(Challenge): Among the lines below, list those containing the string "男人忽混".
— start Given information —
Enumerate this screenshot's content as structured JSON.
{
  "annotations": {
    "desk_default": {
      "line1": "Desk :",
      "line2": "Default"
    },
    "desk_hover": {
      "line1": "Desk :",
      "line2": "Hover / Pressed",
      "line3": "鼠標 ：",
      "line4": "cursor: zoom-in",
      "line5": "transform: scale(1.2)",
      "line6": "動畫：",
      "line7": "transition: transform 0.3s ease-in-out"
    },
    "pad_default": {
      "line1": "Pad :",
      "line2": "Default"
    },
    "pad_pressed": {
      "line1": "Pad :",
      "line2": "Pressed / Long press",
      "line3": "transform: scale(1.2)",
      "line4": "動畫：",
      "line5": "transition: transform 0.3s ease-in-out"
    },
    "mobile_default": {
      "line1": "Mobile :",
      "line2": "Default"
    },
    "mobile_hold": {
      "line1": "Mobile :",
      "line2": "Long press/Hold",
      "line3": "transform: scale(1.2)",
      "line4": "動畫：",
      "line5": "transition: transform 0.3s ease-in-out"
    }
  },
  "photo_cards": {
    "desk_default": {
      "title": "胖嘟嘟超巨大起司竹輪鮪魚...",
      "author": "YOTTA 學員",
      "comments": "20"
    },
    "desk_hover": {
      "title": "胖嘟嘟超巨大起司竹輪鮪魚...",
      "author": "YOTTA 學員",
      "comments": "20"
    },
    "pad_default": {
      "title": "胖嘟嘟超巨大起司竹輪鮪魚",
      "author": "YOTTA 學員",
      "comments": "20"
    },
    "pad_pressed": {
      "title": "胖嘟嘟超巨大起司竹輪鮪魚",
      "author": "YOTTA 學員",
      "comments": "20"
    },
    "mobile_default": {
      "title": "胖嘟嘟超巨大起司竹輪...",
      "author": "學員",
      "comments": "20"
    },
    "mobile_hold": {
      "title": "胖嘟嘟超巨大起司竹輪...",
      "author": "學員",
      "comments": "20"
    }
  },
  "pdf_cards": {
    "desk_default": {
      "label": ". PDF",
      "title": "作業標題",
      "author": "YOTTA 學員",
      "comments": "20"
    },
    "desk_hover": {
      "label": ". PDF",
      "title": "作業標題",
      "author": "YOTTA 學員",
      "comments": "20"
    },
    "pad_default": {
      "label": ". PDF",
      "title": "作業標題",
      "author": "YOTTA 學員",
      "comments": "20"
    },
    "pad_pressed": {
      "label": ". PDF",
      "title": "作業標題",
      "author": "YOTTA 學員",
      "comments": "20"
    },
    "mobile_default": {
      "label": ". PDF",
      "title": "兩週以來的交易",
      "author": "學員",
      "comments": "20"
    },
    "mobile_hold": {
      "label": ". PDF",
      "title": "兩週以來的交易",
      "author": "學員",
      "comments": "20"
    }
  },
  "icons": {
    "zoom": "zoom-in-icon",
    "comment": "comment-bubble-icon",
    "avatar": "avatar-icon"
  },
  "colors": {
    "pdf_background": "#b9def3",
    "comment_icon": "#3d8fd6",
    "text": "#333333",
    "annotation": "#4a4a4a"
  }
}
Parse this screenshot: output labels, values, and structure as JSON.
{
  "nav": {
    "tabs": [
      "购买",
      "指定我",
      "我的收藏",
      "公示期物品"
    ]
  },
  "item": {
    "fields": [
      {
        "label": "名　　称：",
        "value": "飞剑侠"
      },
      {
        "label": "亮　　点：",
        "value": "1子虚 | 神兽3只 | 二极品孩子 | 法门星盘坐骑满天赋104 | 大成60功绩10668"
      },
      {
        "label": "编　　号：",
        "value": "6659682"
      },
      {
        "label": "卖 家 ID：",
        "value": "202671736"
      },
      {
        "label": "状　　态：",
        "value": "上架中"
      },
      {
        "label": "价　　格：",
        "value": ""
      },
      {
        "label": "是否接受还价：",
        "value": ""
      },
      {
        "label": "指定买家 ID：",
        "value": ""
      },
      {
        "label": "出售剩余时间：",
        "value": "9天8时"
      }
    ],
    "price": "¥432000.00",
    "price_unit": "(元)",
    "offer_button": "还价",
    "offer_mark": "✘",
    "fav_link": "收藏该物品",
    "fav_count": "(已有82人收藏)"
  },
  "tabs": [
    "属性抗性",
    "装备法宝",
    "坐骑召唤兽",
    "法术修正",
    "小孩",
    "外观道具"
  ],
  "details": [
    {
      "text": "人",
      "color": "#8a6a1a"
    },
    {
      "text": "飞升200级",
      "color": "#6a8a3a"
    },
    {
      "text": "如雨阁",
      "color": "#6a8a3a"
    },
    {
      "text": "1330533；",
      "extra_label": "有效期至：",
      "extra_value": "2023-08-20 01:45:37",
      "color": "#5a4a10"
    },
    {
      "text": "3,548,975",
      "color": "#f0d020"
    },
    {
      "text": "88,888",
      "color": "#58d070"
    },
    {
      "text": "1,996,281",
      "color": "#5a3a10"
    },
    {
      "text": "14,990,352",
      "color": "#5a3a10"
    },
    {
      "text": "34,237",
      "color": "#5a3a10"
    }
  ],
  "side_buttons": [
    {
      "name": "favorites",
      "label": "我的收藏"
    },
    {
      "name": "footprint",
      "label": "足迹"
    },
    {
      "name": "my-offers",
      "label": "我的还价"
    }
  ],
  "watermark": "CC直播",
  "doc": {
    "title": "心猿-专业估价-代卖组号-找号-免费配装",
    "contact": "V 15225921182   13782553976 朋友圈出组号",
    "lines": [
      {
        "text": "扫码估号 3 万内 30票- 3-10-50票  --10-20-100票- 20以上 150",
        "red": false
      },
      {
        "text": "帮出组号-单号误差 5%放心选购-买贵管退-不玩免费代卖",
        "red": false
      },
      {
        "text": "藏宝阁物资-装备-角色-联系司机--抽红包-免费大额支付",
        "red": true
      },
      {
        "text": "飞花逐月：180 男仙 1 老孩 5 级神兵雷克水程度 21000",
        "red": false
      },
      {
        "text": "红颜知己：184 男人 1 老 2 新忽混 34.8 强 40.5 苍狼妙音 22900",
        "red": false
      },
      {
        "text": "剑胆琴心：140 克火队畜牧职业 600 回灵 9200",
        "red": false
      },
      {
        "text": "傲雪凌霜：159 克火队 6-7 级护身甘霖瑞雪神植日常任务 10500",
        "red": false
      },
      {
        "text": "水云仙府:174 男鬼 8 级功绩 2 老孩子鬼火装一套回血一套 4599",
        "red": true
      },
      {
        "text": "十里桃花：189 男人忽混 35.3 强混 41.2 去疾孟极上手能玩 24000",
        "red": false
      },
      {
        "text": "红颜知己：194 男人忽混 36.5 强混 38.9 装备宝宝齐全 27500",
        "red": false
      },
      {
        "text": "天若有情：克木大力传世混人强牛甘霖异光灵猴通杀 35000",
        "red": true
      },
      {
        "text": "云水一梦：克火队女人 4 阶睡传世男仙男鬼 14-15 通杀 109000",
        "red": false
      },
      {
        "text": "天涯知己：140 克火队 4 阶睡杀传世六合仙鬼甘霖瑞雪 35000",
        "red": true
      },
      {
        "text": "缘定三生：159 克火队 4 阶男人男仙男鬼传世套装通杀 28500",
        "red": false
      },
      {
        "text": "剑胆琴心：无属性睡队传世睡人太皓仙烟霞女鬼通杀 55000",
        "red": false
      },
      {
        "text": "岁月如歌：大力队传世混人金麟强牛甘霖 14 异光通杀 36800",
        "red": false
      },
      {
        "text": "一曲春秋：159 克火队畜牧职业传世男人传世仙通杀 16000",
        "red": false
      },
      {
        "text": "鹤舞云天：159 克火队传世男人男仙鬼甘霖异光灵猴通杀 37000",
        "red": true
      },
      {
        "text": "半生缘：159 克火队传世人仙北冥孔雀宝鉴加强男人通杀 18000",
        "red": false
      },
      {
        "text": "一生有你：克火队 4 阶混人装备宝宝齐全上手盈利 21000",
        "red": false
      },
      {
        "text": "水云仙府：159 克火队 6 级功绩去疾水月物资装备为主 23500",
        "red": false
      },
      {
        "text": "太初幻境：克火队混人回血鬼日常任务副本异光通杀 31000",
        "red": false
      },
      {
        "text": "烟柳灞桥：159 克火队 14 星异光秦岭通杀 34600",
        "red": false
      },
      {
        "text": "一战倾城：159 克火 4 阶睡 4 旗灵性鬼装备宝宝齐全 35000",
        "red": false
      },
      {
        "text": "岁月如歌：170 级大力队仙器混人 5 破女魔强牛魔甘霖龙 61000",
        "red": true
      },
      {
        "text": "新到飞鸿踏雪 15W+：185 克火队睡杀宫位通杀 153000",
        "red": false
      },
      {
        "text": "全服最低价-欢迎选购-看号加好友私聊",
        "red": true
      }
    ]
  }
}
— end Given information —
(Solution for this task):
        "text": "十里桃花：189 男人忽混 35.3 强混 41.2 去疾孟极上手能玩 24000",
        "text": "红颜知己：194 男人忽混 36.5 强混 38.9 装备宝宝齐全 27500",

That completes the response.